▶ [Goal]: Copy all entries without alteration and skip the pictures they hold.

>> start

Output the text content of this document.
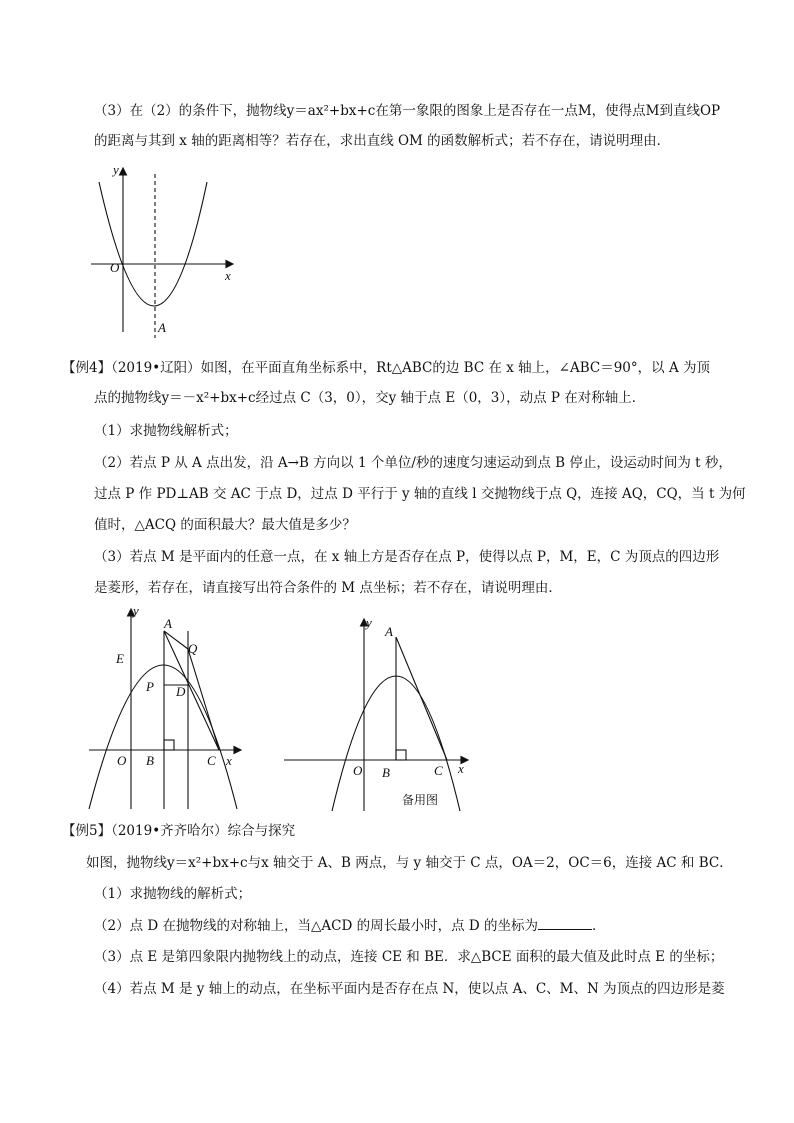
（3）在（2）的条件下，抛物线y＝ax²+bx+c在第一象限的图象上是否存在一点M，使得点M到直线OP
的距离与其到 x 轴的距离相等？若存在，求出直线 OM 的函数解析式；若不存在，请说明理由．
y
x
O
A
【例4】（2019•辽阳）如图，在平面直角坐标系中，Rt△ABC的边 BC 在 x 轴上，∠ABC＝90°，以 A 为顶
点的抛物线y＝－x²+bx+c经过点 C（3，0），交y 轴于点 E（0，3），动点 P 在对称轴上．
（1）求抛物线解析式；
（2）若点 P 从 A 点出发，沿 A→B 方向以 1 个单位/秒的速度匀速运动到点 B 停止，设运动时间为 t 秒，
过点 P 作 PD⊥AB 交 AC 于点 D，过点 D 平行于 y 轴的直线 l 交抛物线于点 Q，连接 AQ，CQ，当 t 为何
值时，△ACQ 的面积最大？最大值是多少？
（3）若点 M 是平面内的任意一点，在 x 轴上方是否存在点 P，使得以点 P，M，E，C 为顶点的四边形
是菱形，若存在，请直接写出符合条件的 M 点坐标；若不存在，请说明理由．
y
A
Q
E
P D
O B	C x
y
A
O B	C x
备用图
【例5】（2019•齐齐哈尔）综合与探究
如图，抛物线y＝x²+bx+c与x 轴交于 A、B 两点，与 y 轴交于 C 点，OA＝2，OC＝6，连接 AC 和 BC．
（1）求抛物线的解析式；
（2）点 D 在抛物线的对称轴上，当△ACD 的周长最小时，点 D 的坐标为	．
（3）点 E 是第四象限内抛物线上的动点，连接 CE 和 BE．求△BCE 面积的最大值及此时点 E 的坐标；
（4）若点 M 是 y 轴上的动点，在坐标平面内是否存在点 N，使以点 A、C、M、N 为顶点的四边形是菱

>> end

▶ [Final answer]:
Output the text content of this document.
（3）在（2）的条件下，抛物线y＝ax²+bx+c在第一象限的图象上是否存在一点M，使得点M到直线OP
的距离与其到 x 轴的距离相等？若存在，求出直线 OM 的函数解析式；若不存在，请说明理由．
y
x
O
A
【例4】（2019•辽阳）如图，在平面直角坐标系中，Rt△ABC的边 BC 在 x 轴上，∠ABC＝90°，以 A 为顶
点的抛物线y＝－x²+bx+c经过点 C（3，0），交y 轴于点 E（0，3），动点 P 在对称轴上．
（1）求抛物线解析式；
（2）若点 P 从 A 点出发，沿 A→B 方向以 1 个单位/秒的速度匀速运动到点 B 停止，设运动时间为 t 秒，
过点 P 作 PD⊥AB 交 AC 于点 D，过点 D 平行于 y 轴的直线 l 交抛物线于点 Q，连接 AQ，CQ，当 t 为何
值时，△ACQ 的面积最大？最大值是多少？
（3）若点 M 是平面内的任意一点，在 x 轴上方是否存在点 P，使得以点 P，M，E，C 为顶点的四边形
是菱形，若存在，请直接写出符合条件的 M 点坐标；若不存在，请说明理由．
y
A
Q
E
P D
O B	C x
y
A
O B	C x
备用图
【例5】（2019•齐齐哈尔）综合与探究
如图，抛物线y＝x²+bx+c与x 轴交于 A、B 两点，与 y 轴交于 C 点，OA＝2，OC＝6，连接 AC 和 BC．
（1）求抛物线的解析式；
（2）点 D 在抛物线的对称轴上，当△ACD 的周长最小时，点 D 的坐标为	．
（3）点 E 是第四象限内抛物线上的动点，连接 CE 和 BE．求△BCE 面积的最大值及此时点 E 的坐标；
（4）若点 M 是 y 轴上的动点，在坐标平面内是否存在点 N，使以点 A、C、M、N 为顶点的四边形是菱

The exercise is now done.